EXERCISE PROMPT:
Pick out the lines below that contain the string "true" and copy them all.

Stored data:
-- Begin --

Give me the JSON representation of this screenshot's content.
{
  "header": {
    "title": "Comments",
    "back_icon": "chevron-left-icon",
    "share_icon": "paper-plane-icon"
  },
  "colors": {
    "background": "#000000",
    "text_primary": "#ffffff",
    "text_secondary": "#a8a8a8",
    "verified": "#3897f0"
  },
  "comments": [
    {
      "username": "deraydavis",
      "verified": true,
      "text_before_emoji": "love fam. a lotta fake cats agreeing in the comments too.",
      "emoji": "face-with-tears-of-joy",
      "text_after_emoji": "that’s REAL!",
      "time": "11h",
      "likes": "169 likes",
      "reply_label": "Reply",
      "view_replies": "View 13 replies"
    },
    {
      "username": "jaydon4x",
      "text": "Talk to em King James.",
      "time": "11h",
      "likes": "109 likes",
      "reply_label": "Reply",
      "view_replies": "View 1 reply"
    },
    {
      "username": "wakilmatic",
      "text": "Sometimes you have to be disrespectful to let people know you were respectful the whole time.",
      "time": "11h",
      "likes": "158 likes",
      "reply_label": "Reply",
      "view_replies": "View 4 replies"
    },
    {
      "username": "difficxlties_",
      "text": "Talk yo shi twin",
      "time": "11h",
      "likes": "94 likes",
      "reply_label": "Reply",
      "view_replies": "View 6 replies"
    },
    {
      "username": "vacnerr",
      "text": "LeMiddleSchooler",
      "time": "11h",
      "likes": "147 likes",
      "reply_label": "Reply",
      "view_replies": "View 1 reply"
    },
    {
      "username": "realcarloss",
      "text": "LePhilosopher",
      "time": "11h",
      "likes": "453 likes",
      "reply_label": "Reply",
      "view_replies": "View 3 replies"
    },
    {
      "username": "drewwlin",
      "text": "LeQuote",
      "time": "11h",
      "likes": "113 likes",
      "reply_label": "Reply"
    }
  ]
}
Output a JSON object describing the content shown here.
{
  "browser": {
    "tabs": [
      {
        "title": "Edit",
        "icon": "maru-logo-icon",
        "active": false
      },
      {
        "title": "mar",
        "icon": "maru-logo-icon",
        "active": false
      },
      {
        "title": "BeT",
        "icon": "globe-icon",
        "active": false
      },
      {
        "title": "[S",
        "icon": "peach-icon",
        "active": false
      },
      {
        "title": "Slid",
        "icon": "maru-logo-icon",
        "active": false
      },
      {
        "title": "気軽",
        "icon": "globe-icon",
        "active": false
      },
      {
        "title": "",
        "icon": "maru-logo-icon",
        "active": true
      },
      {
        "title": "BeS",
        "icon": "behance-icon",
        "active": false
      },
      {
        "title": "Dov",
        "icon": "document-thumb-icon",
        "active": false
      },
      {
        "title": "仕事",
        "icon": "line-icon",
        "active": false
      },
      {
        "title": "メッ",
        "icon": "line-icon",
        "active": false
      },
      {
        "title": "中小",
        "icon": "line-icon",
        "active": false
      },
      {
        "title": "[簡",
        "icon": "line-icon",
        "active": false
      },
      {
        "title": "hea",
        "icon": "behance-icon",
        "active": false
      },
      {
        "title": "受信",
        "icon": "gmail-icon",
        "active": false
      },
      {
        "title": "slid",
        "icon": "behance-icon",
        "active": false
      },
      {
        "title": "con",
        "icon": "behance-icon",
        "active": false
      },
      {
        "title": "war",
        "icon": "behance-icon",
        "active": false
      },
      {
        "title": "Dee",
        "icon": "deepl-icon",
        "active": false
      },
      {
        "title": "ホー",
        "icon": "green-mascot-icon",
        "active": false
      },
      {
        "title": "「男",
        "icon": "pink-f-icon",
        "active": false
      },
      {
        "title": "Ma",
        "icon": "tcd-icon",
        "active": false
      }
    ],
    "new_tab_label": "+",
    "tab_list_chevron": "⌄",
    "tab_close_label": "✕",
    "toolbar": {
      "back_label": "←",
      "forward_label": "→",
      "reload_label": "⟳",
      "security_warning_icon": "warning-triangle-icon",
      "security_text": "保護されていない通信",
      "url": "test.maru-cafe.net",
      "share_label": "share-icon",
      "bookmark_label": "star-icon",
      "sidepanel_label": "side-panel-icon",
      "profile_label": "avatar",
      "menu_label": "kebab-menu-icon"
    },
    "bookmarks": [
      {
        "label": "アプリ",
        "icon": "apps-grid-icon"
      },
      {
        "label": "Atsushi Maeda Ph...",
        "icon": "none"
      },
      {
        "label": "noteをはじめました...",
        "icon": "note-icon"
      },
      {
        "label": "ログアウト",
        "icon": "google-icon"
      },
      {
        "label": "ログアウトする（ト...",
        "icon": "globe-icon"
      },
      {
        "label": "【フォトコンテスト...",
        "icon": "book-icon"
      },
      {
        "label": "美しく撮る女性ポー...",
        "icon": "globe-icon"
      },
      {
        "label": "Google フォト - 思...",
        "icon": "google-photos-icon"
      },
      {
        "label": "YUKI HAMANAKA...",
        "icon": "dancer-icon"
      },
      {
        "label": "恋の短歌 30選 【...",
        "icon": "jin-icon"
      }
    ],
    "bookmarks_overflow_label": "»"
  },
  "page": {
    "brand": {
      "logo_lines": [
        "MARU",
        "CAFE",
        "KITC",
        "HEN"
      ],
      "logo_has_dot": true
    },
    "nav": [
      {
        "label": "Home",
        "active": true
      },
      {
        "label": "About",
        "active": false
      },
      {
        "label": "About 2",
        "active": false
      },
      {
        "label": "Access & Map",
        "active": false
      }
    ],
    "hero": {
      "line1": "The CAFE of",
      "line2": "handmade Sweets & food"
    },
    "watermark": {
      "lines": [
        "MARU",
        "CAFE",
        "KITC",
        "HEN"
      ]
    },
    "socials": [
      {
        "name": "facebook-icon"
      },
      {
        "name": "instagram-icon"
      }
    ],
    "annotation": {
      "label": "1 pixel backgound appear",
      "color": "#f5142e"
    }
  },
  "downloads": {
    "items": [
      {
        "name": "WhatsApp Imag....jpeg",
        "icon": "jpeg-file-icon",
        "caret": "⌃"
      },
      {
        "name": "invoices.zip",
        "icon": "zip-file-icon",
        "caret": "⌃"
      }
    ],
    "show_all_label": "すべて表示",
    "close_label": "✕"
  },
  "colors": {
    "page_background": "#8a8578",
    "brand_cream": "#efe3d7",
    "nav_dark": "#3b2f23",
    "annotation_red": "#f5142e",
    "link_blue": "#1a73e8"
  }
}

-- End --

FINISHED EXERCISE:
      "verified": true,
        "active": true
      "logo_has_dot": true
        "active": true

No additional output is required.